• Do this
Find each line with the word "screenshot" and copy it.
::::::::
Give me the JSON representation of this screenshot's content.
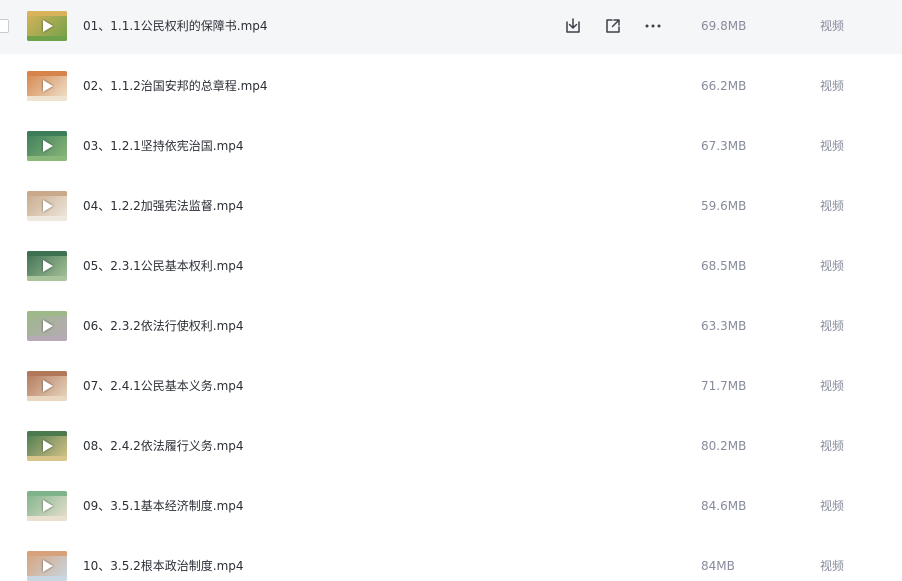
{
  "icons": {
    "download": "download-icon",
    "share": "share-icon",
    "more": "more-icon"
  },
  "files": [
    {
      "name": "01、1.1.1公民权利的保障书.mp4",
      "size": "69.8MB",
      "type": "视频",
      "thumb_colors": [
        "#d9b35a",
        "#6fa14a"
      ]
    },
    {
      "name": "02、1.1.2治国安邦的总章程.mp4",
      "size": "66.2MB",
      "type": "视频",
      "thumb_colors": [
        "#d6844a",
        "#efe3cf"
      ]
    },
    {
      "name": "03、1.2.1坚持依宪治国.mp4",
      "size": "67.3MB",
      "type": "视频",
      "thumb_colors": [
        "#3e7d5a",
        "#8ab87a"
      ]
    },
    {
      "name": "04、1.2.2加强宪法监督.mp4",
      "size": "59.6MB",
      "type": "视频",
      "thumb_colors": [
        "#c9a98a",
        "#efe8df"
      ]
    },
    {
      "name": "05、2.3.1公民基本权利.mp4",
      "size": "68.5MB",
      "type": "视频",
      "thumb_colors": [
        "#3e7052",
        "#a9c49a"
      ]
    },
    {
      "name": "06、2.3.2依法行使权利.mp4",
      "size": "63.3MB",
      "type": "视频",
      "thumb_colors": [
        "#9db889",
        "#b7aab7"
      ]
    },
    {
      "name": "07、2.4.1公民基本义务.mp4",
      "size": "71.7MB",
      "type": "视频",
      "thumb_colors": [
        "#b2785a",
        "#e9d7c2"
      ]
    },
    {
      "name": "08、2.4.2依法履行义务.mp4",
      "size": "80.2MB",
      "type": "视频",
      "thumb_colors": [
        "#4a7a4e",
        "#d9c58a"
      ]
    },
    {
      "name": "09、3.5.1基本经济制度.mp4",
      "size": "84.6MB",
      "type": "视频",
      "thumb_colors": [
        "#7fb38a",
        "#e9e0d0"
      ]
    },
    {
      "name": "10、3.5.2根本政治制度.mp4",
      "size": "84MB",
      "type": "视频",
      "thumb_colors": [
        "#d7a27a",
        "#c9d7e3"
      ]
    }
  ]
}
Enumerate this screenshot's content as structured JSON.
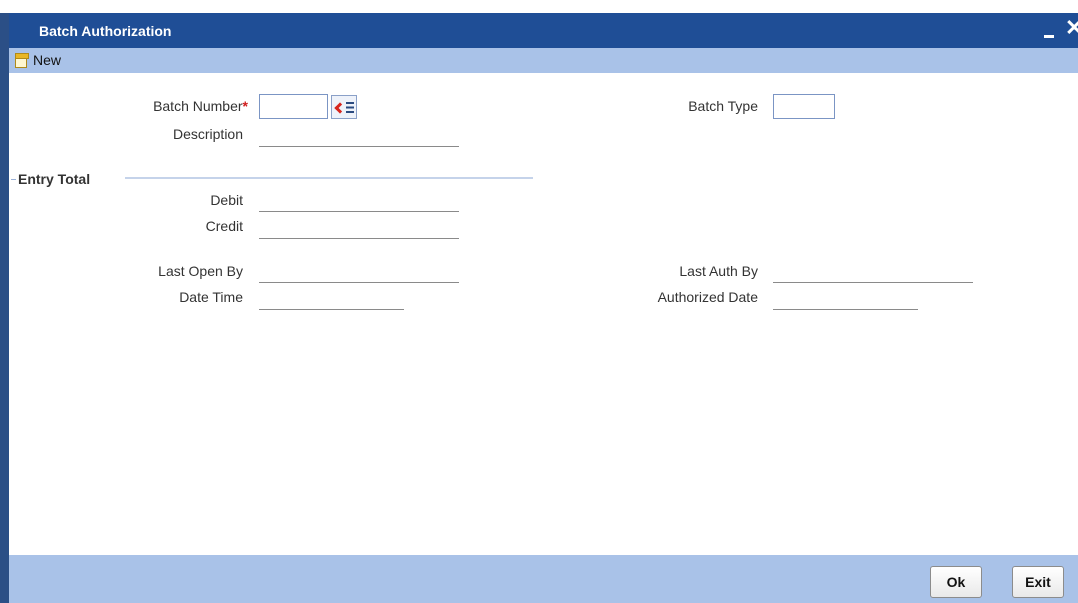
{
  "window": {
    "title": "Batch Authorization"
  },
  "toolbar": {
    "new_label": "New"
  },
  "form": {
    "batch_number": {
      "label": "Batch Number",
      "required_mark": "*",
      "value": ""
    },
    "batch_type": {
      "label": "Batch Type",
      "value": ""
    },
    "description": {
      "label": "Description",
      "value": ""
    },
    "entry_total": {
      "section_label": "Entry Total",
      "debit": {
        "label": "Debit",
        "value": ""
      },
      "credit": {
        "label": "Credit",
        "value": ""
      }
    },
    "last_open_by": {
      "label": "Last Open By",
      "value": ""
    },
    "date_time": {
      "label": "Date Time",
      "value": ""
    },
    "last_auth_by": {
      "label": "Last Auth By",
      "value": ""
    },
    "authorized_date": {
      "label": "Authorized Date",
      "value": ""
    }
  },
  "footer": {
    "ok_label": "Ok",
    "exit_label": "Exit"
  },
  "colors": {
    "title_bar": "#1f4e96",
    "toolbar_bg": "#a9c2e8",
    "required": "#d01c1c"
  },
  "icons": [
    "new-document-icon",
    "lov-search-icon",
    "minimize-icon",
    "close-icon"
  ]
}
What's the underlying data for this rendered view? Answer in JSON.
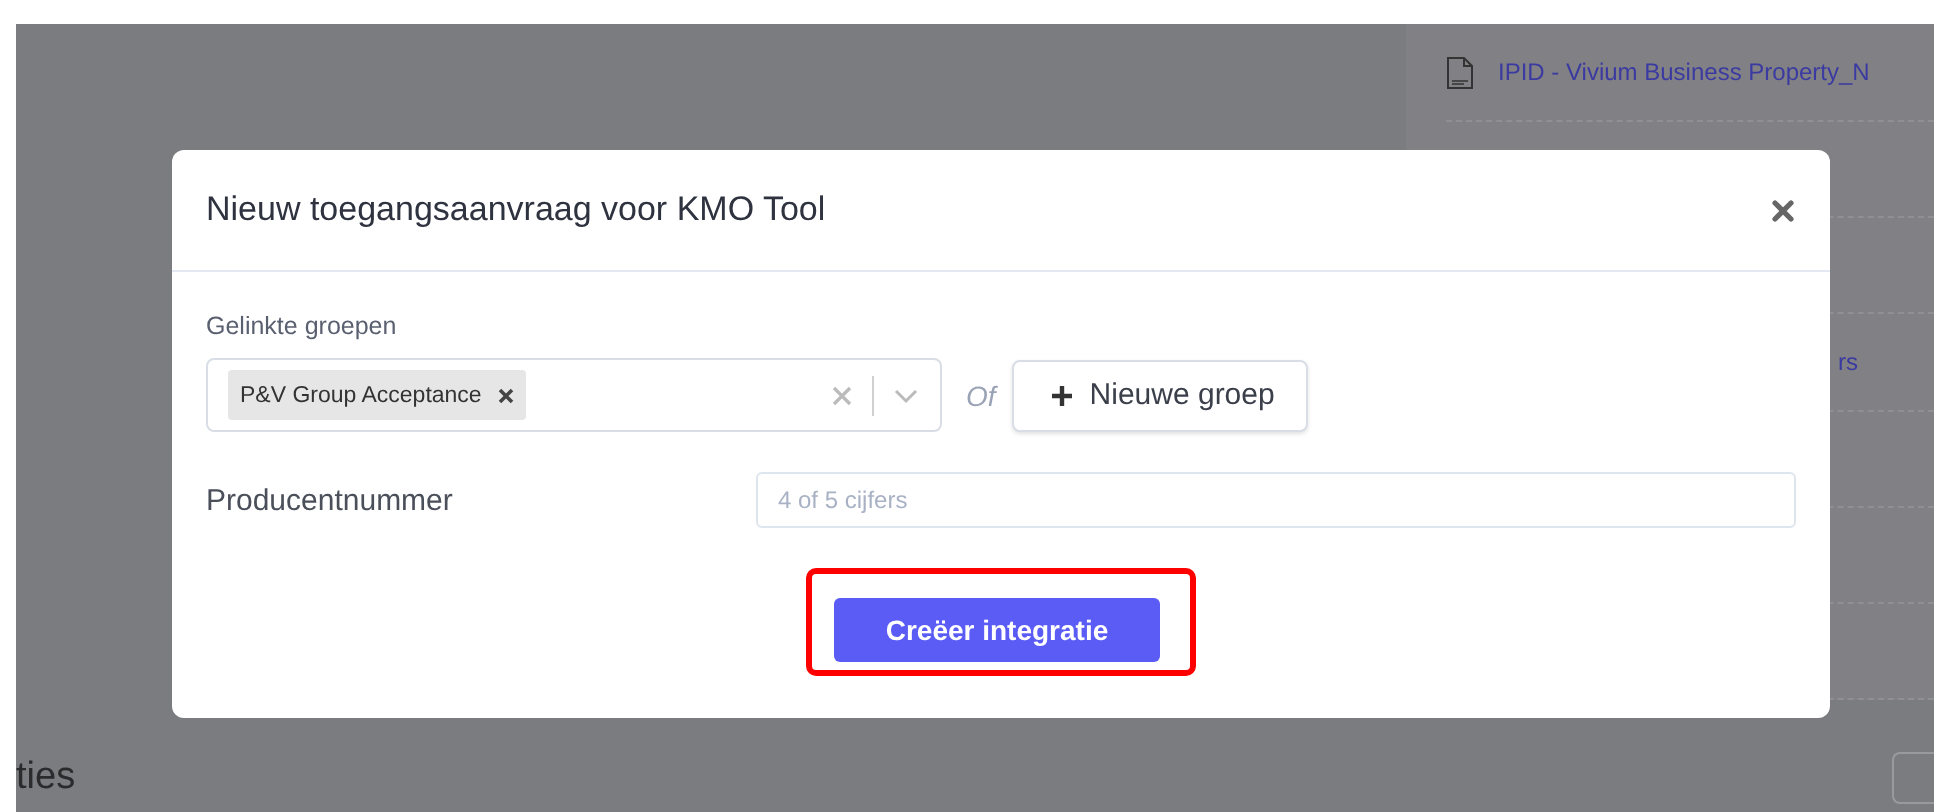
{
  "background": {
    "document_link": "IPID - Vivium Business Property_N",
    "link_fragment": "rs",
    "section_heading_fragment": "ties"
  },
  "dialog": {
    "title": "Nieuw toegangsaanvraag voor KMO Tool",
    "fields": [
      {
        "kind": "multiselect",
        "label": "Gelinkte groepen",
        "tags": [
          {
            "label": "P&V Group Acceptance"
          }
        ],
        "separator": "Of",
        "add_button": "Nieuwe groep"
      },
      {
        "kind": "text",
        "label": "Producentnummer",
        "placeholder": "4 of 5 cijfers"
      }
    ],
    "submit": "Creëer integratie"
  }
}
::::::::
• Exercise solution
Give me the JSON representation of this screenshot's content.
Enumerate this screenshot's content as structured JSON.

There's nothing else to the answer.